• REQUIRED TASK: Leaving out the pictures, please retype each record exactly.

• EXERCISE DATA:
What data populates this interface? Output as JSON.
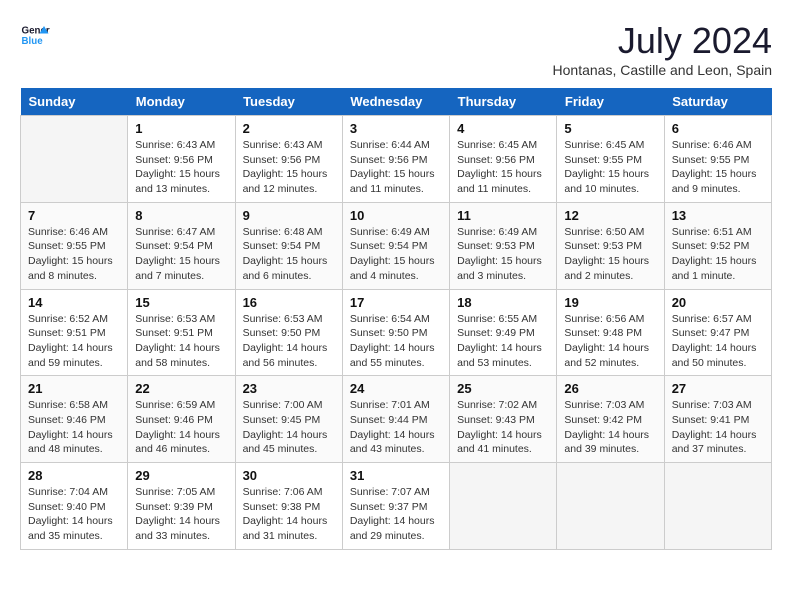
{
  "header": {
    "logo_line1": "General",
    "logo_line2": "Blue",
    "month_year": "July 2024",
    "location": "Hontanas, Castille and Leon, Spain"
  },
  "weekdays": [
    "Sunday",
    "Monday",
    "Tuesday",
    "Wednesday",
    "Thursday",
    "Friday",
    "Saturday"
  ],
  "weeks": [
    [
      {
        "day": "",
        "empty": true
      },
      {
        "day": "1",
        "sunrise": "6:43 AM",
        "sunset": "9:56 PM",
        "daylight": "15 hours and 13 minutes."
      },
      {
        "day": "2",
        "sunrise": "6:43 AM",
        "sunset": "9:56 PM",
        "daylight": "15 hours and 12 minutes."
      },
      {
        "day": "3",
        "sunrise": "6:44 AM",
        "sunset": "9:56 PM",
        "daylight": "15 hours and 11 minutes."
      },
      {
        "day": "4",
        "sunrise": "6:45 AM",
        "sunset": "9:56 PM",
        "daylight": "15 hours and 11 minutes."
      },
      {
        "day": "5",
        "sunrise": "6:45 AM",
        "sunset": "9:55 PM",
        "daylight": "15 hours and 10 minutes."
      },
      {
        "day": "6",
        "sunrise": "6:46 AM",
        "sunset": "9:55 PM",
        "daylight": "15 hours and 9 minutes."
      }
    ],
    [
      {
        "day": "7",
        "sunrise": "6:46 AM",
        "sunset": "9:55 PM",
        "daylight": "15 hours and 8 minutes."
      },
      {
        "day": "8",
        "sunrise": "6:47 AM",
        "sunset": "9:54 PM",
        "daylight": "15 hours and 7 minutes."
      },
      {
        "day": "9",
        "sunrise": "6:48 AM",
        "sunset": "9:54 PM",
        "daylight": "15 hours and 6 minutes."
      },
      {
        "day": "10",
        "sunrise": "6:49 AM",
        "sunset": "9:54 PM",
        "daylight": "15 hours and 4 minutes."
      },
      {
        "day": "11",
        "sunrise": "6:49 AM",
        "sunset": "9:53 PM",
        "daylight": "15 hours and 3 minutes."
      },
      {
        "day": "12",
        "sunrise": "6:50 AM",
        "sunset": "9:53 PM",
        "daylight": "15 hours and 2 minutes."
      },
      {
        "day": "13",
        "sunrise": "6:51 AM",
        "sunset": "9:52 PM",
        "daylight": "15 hours and 1 minute."
      }
    ],
    [
      {
        "day": "14",
        "sunrise": "6:52 AM",
        "sunset": "9:51 PM",
        "daylight": "14 hours and 59 minutes."
      },
      {
        "day": "15",
        "sunrise": "6:53 AM",
        "sunset": "9:51 PM",
        "daylight": "14 hours and 58 minutes."
      },
      {
        "day": "16",
        "sunrise": "6:53 AM",
        "sunset": "9:50 PM",
        "daylight": "14 hours and 56 minutes."
      },
      {
        "day": "17",
        "sunrise": "6:54 AM",
        "sunset": "9:50 PM",
        "daylight": "14 hours and 55 minutes."
      },
      {
        "day": "18",
        "sunrise": "6:55 AM",
        "sunset": "9:49 PM",
        "daylight": "14 hours and 53 minutes."
      },
      {
        "day": "19",
        "sunrise": "6:56 AM",
        "sunset": "9:48 PM",
        "daylight": "14 hours and 52 minutes."
      },
      {
        "day": "20",
        "sunrise": "6:57 AM",
        "sunset": "9:47 PM",
        "daylight": "14 hours and 50 minutes."
      }
    ],
    [
      {
        "day": "21",
        "sunrise": "6:58 AM",
        "sunset": "9:46 PM",
        "daylight": "14 hours and 48 minutes."
      },
      {
        "day": "22",
        "sunrise": "6:59 AM",
        "sunset": "9:46 PM",
        "daylight": "14 hours and 46 minutes."
      },
      {
        "day": "23",
        "sunrise": "7:00 AM",
        "sunset": "9:45 PM",
        "daylight": "14 hours and 45 minutes."
      },
      {
        "day": "24",
        "sunrise": "7:01 AM",
        "sunset": "9:44 PM",
        "daylight": "14 hours and 43 minutes."
      },
      {
        "day": "25",
        "sunrise": "7:02 AM",
        "sunset": "9:43 PM",
        "daylight": "14 hours and 41 minutes."
      },
      {
        "day": "26",
        "sunrise": "7:03 AM",
        "sunset": "9:42 PM",
        "daylight": "14 hours and 39 minutes."
      },
      {
        "day": "27",
        "sunrise": "7:03 AM",
        "sunset": "9:41 PM",
        "daylight": "14 hours and 37 minutes."
      }
    ],
    [
      {
        "day": "28",
        "sunrise": "7:04 AM",
        "sunset": "9:40 PM",
        "daylight": "14 hours and 35 minutes."
      },
      {
        "day": "29",
        "sunrise": "7:05 AM",
        "sunset": "9:39 PM",
        "daylight": "14 hours and 33 minutes."
      },
      {
        "day": "30",
        "sunrise": "7:06 AM",
        "sunset": "9:38 PM",
        "daylight": "14 hours and 31 minutes."
      },
      {
        "day": "31",
        "sunrise": "7:07 AM",
        "sunset": "9:37 PM",
        "daylight": "14 hours and 29 minutes."
      },
      {
        "day": "",
        "empty": true
      },
      {
        "day": "",
        "empty": true
      },
      {
        "day": "",
        "empty": true
      }
    ]
  ]
}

• ANSWER TO THE TASK:
What data populates this interface? Output as JSON.
{
  "header": {
    "logo_line1": "General",
    "logo_line2": "Blue",
    "month_year": "July 2024",
    "location": "Hontanas, Castille and Leon, Spain"
  },
  "weekdays": [
    "Sunday",
    "Monday",
    "Tuesday",
    "Wednesday",
    "Thursday",
    "Friday",
    "Saturday"
  ],
  "weeks": [
    [
      {
        "day": "",
        "empty": true
      },
      {
        "day": "1",
        "sunrise": "6:43 AM",
        "sunset": "9:56 PM",
        "daylight": "15 hours and 13 minutes."
      },
      {
        "day": "2",
        "sunrise": "6:43 AM",
        "sunset": "9:56 PM",
        "daylight": "15 hours and 12 minutes."
      },
      {
        "day": "3",
        "sunrise": "6:44 AM",
        "sunset": "9:56 PM",
        "daylight": "15 hours and 11 minutes."
      },
      {
        "day": "4",
        "sunrise": "6:45 AM",
        "sunset": "9:56 PM",
        "daylight": "15 hours and 11 minutes."
      },
      {
        "day": "5",
        "sunrise": "6:45 AM",
        "sunset": "9:55 PM",
        "daylight": "15 hours and 10 minutes."
      },
      {
        "day": "6",
        "sunrise": "6:46 AM",
        "sunset": "9:55 PM",
        "daylight": "15 hours and 9 minutes."
      }
    ],
    [
      {
        "day": "7",
        "sunrise": "6:46 AM",
        "sunset": "9:55 PM",
        "daylight": "15 hours and 8 minutes."
      },
      {
        "day": "8",
        "sunrise": "6:47 AM",
        "sunset": "9:54 PM",
        "daylight": "15 hours and 7 minutes."
      },
      {
        "day": "9",
        "sunrise": "6:48 AM",
        "sunset": "9:54 PM",
        "daylight": "15 hours and 6 minutes."
      },
      {
        "day": "10",
        "sunrise": "6:49 AM",
        "sunset": "9:54 PM",
        "daylight": "15 hours and 4 minutes."
      },
      {
        "day": "11",
        "sunrise": "6:49 AM",
        "sunset": "9:53 PM",
        "daylight": "15 hours and 3 minutes."
      },
      {
        "day": "12",
        "sunrise": "6:50 AM",
        "sunset": "9:53 PM",
        "daylight": "15 hours and 2 minutes."
      },
      {
        "day": "13",
        "sunrise": "6:51 AM",
        "sunset": "9:52 PM",
        "daylight": "15 hours and 1 minute."
      }
    ],
    [
      {
        "day": "14",
        "sunrise": "6:52 AM",
        "sunset": "9:51 PM",
        "daylight": "14 hours and 59 minutes."
      },
      {
        "day": "15",
        "sunrise": "6:53 AM",
        "sunset": "9:51 PM",
        "daylight": "14 hours and 58 minutes."
      },
      {
        "day": "16",
        "sunrise": "6:53 AM",
        "sunset": "9:50 PM",
        "daylight": "14 hours and 56 minutes."
      },
      {
        "day": "17",
        "sunrise": "6:54 AM",
        "sunset": "9:50 PM",
        "daylight": "14 hours and 55 minutes."
      },
      {
        "day": "18",
        "sunrise": "6:55 AM",
        "sunset": "9:49 PM",
        "daylight": "14 hours and 53 minutes."
      },
      {
        "day": "19",
        "sunrise": "6:56 AM",
        "sunset": "9:48 PM",
        "daylight": "14 hours and 52 minutes."
      },
      {
        "day": "20",
        "sunrise": "6:57 AM",
        "sunset": "9:47 PM",
        "daylight": "14 hours and 50 minutes."
      }
    ],
    [
      {
        "day": "21",
        "sunrise": "6:58 AM",
        "sunset": "9:46 PM",
        "daylight": "14 hours and 48 minutes."
      },
      {
        "day": "22",
        "sunrise": "6:59 AM",
        "sunset": "9:46 PM",
        "daylight": "14 hours and 46 minutes."
      },
      {
        "day": "23",
        "sunrise": "7:00 AM",
        "sunset": "9:45 PM",
        "daylight": "14 hours and 45 minutes."
      },
      {
        "day": "24",
        "sunrise": "7:01 AM",
        "sunset": "9:44 PM",
        "daylight": "14 hours and 43 minutes."
      },
      {
        "day": "25",
        "sunrise": "7:02 AM",
        "sunset": "9:43 PM",
        "daylight": "14 hours and 41 minutes."
      },
      {
        "day": "26",
        "sunrise": "7:03 AM",
        "sunset": "9:42 PM",
        "daylight": "14 hours and 39 minutes."
      },
      {
        "day": "27",
        "sunrise": "7:03 AM",
        "sunset": "9:41 PM",
        "daylight": "14 hours and 37 minutes."
      }
    ],
    [
      {
        "day": "28",
        "sunrise": "7:04 AM",
        "sunset": "9:40 PM",
        "daylight": "14 hours and 35 minutes."
      },
      {
        "day": "29",
        "sunrise": "7:05 AM",
        "sunset": "9:39 PM",
        "daylight": "14 hours and 33 minutes."
      },
      {
        "day": "30",
        "sunrise": "7:06 AM",
        "sunset": "9:38 PM",
        "daylight": "14 hours and 31 minutes."
      },
      {
        "day": "31",
        "sunrise": "7:07 AM",
        "sunset": "9:37 PM",
        "daylight": "14 hours and 29 minutes."
      },
      {
        "day": "",
        "empty": true
      },
      {
        "day": "",
        "empty": true
      },
      {
        "day": "",
        "empty": true
      }
    ]
  ]
}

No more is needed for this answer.